- **To do**
Provide an exact copy of the data, excluding the images.

── The input ──

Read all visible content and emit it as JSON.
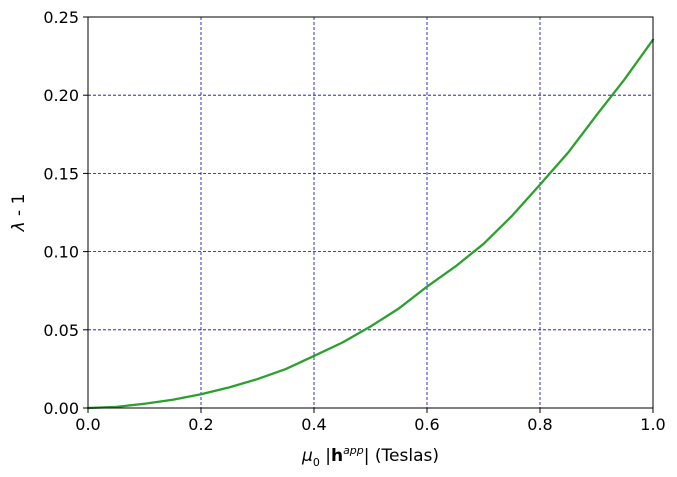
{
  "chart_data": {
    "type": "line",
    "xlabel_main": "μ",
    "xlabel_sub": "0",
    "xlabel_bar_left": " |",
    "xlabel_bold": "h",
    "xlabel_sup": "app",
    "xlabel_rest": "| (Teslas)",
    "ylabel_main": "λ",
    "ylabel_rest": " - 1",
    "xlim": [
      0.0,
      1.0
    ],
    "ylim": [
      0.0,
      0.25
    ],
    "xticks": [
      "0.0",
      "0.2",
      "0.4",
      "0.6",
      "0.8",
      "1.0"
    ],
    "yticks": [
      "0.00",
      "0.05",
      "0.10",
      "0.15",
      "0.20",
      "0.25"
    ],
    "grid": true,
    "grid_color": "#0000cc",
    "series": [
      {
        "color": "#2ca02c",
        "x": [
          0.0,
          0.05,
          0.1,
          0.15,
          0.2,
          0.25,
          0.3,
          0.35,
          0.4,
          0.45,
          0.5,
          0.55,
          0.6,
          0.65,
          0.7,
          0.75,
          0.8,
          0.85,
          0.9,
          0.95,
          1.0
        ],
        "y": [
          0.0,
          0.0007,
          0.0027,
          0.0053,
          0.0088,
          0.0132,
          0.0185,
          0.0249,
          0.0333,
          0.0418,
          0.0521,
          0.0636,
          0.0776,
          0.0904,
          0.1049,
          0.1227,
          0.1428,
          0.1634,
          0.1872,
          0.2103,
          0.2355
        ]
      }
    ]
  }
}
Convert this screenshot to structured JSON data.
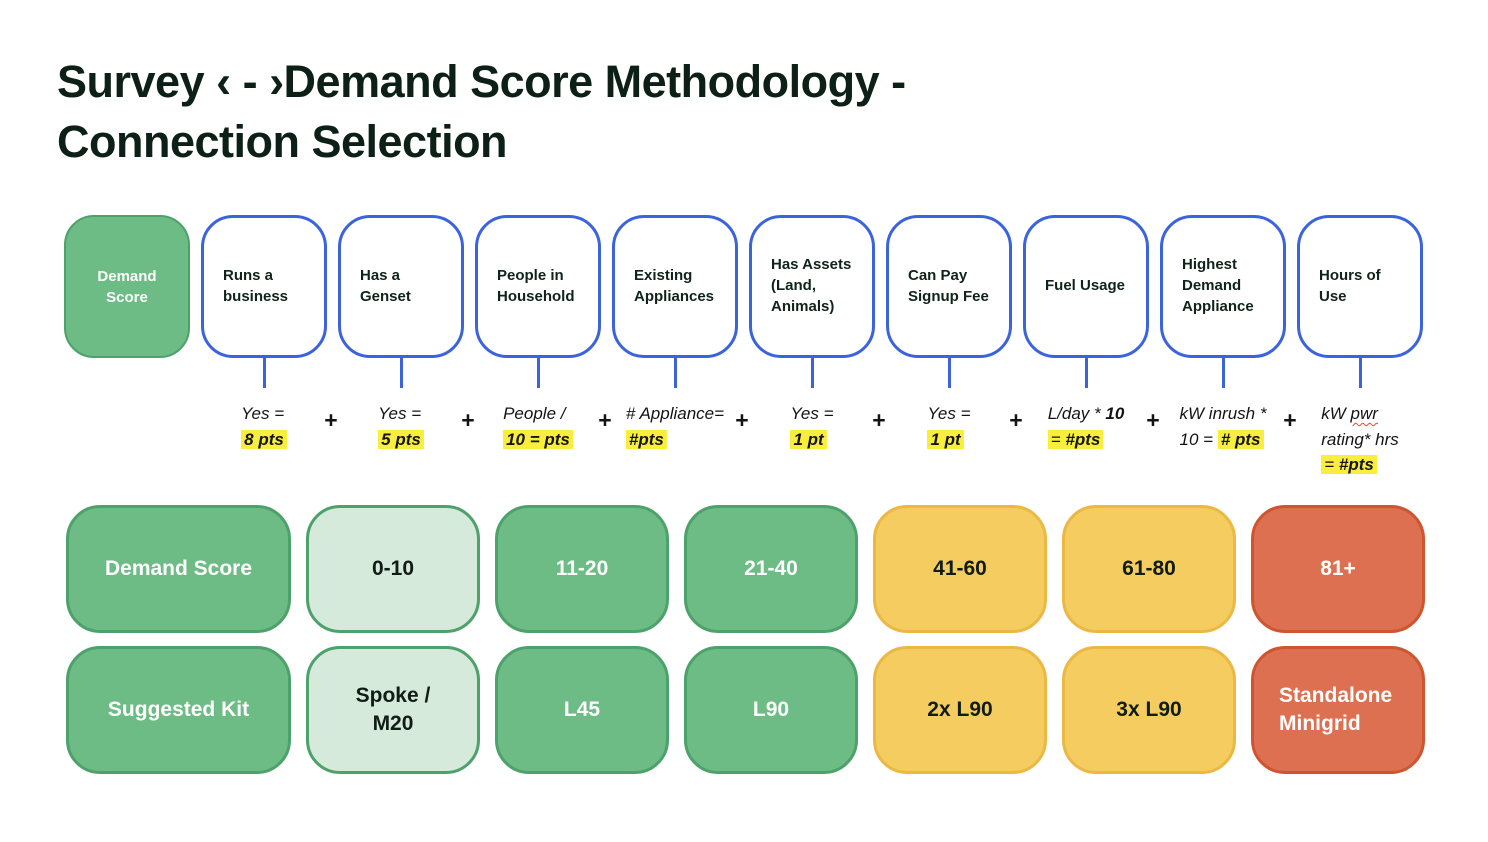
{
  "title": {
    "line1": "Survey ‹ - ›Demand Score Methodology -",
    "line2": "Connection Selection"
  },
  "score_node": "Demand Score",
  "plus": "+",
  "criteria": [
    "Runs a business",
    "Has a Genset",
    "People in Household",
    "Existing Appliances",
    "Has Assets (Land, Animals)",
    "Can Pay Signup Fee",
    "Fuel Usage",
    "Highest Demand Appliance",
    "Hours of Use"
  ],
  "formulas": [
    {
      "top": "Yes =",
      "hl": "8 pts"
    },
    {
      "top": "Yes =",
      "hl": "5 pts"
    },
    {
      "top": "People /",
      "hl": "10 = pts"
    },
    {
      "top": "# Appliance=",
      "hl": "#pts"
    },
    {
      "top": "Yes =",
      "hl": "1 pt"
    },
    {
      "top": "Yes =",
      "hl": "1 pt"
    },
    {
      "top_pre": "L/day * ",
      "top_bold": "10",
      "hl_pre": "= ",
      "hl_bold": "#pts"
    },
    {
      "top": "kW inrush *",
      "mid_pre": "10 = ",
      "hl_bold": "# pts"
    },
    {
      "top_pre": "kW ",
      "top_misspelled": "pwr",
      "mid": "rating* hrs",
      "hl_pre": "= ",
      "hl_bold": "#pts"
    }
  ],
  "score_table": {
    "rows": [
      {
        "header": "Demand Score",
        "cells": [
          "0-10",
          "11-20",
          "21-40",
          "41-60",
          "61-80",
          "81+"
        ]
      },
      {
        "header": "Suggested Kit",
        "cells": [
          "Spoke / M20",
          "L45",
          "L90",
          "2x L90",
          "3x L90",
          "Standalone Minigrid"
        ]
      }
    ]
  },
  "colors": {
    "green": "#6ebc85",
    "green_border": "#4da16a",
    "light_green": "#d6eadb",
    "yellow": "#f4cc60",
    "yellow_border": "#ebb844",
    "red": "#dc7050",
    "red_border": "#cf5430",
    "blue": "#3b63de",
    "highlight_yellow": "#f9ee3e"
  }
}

───

- **Final answer**
Read all visible content and emit it as JSON.
{
  "chart_data": {
    "type": "line",
    "xlabel_main": "μ",
    "xlabel_sub": "0",
    "xlabel_bar_left": " |",
    "xlabel_bold": "h",
    "xlabel_sup": "app",
    "xlabel_rest": "| (Teslas)",
    "ylabel_main": "λ",
    "ylabel_rest": " - 1",
    "xlim": [
      0.0,
      1.0
    ],
    "ylim": [
      0.0,
      0.25
    ],
    "xticks": [
      "0.0",
      "0.2",
      "0.4",
      "0.6",
      "0.8",
      "1.0"
    ],
    "yticks": [
      "0.00",
      "0.05",
      "0.10",
      "0.15",
      "0.20",
      "0.25"
    ],
    "grid": true,
    "grid_color": "#0000cc",
    "series": [
      {
        "color": "#2ca02c",
        "x": [
          0.0,
          0.05,
          0.1,
          0.15,
          0.2,
          0.25,
          0.3,
          0.35,
          0.4,
          0.45,
          0.5,
          0.55,
          0.6,
          0.65,
          0.7,
          0.75,
          0.8,
          0.85,
          0.9,
          0.95,
          1.0
        ],
        "y": [
          0.0,
          0.0007,
          0.0027,
          0.0053,
          0.0088,
          0.0132,
          0.0185,
          0.0249,
          0.0333,
          0.0418,
          0.0521,
          0.0636,
          0.0776,
          0.0904,
          0.1049,
          0.1227,
          0.1428,
          0.1634,
          0.1872,
          0.2103,
          0.2355
        ]
      }
    ]
  }
}
Convert this screenshot to structured JSON data.
{
  "title": {
    "line1": "Survey ‹ - ›Demand Score Methodology -",
    "line2": "Connection Selection"
  },
  "score_node": "Demand Score",
  "plus": "+",
  "criteria": [
    "Runs a business",
    "Has a Genset",
    "People in Household",
    "Existing Appliances",
    "Has Assets (Land, Animals)",
    "Can Pay Signup Fee",
    "Fuel Usage",
    "Highest Demand Appliance",
    "Hours of Use"
  ],
  "formulas": [
    {
      "top": "Yes =",
      "hl": "8 pts"
    },
    {
      "top": "Yes =",
      "hl": "5 pts"
    },
    {
      "top": "People /",
      "hl": "10 = pts"
    },
    {
      "top": "# Appliance=",
      "hl": "#pts"
    },
    {
      "top": "Yes =",
      "hl": "1 pt"
    },
    {
      "top": "Yes =",
      "hl": "1 pt"
    },
    {
      "top_pre": "L/day * ",
      "top_bold": "10",
      "hl_pre": "= ",
      "hl_bold": "#pts"
    },
    {
      "top": "kW inrush *",
      "mid_pre": "10 = ",
      "hl_bold": "# pts"
    },
    {
      "top_pre": "kW ",
      "top_misspelled": "pwr",
      "mid": "rating* hrs",
      "hl_pre": "= ",
      "hl_bold": "#pts"
    }
  ],
  "score_table": {
    "rows": [
      {
        "header": "Demand Score",
        "cells": [
          "0-10",
          "11-20",
          "21-40",
          "41-60",
          "61-80",
          "81+"
        ]
      },
      {
        "header": "Suggested Kit",
        "cells": [
          "Spoke / M20",
          "L45",
          "L90",
          "2x L90",
          "3x L90",
          "Standalone Minigrid"
        ]
      }
    ]
  },
  "colors": {
    "green": "#6ebc85",
    "green_border": "#4da16a",
    "light_green": "#d6eadb",
    "yellow": "#f4cc60",
    "yellow_border": "#ebb844",
    "red": "#dc7050",
    "red_border": "#cf5430",
    "blue": "#3b63de",
    "highlight_yellow": "#f9ee3e"
  }
}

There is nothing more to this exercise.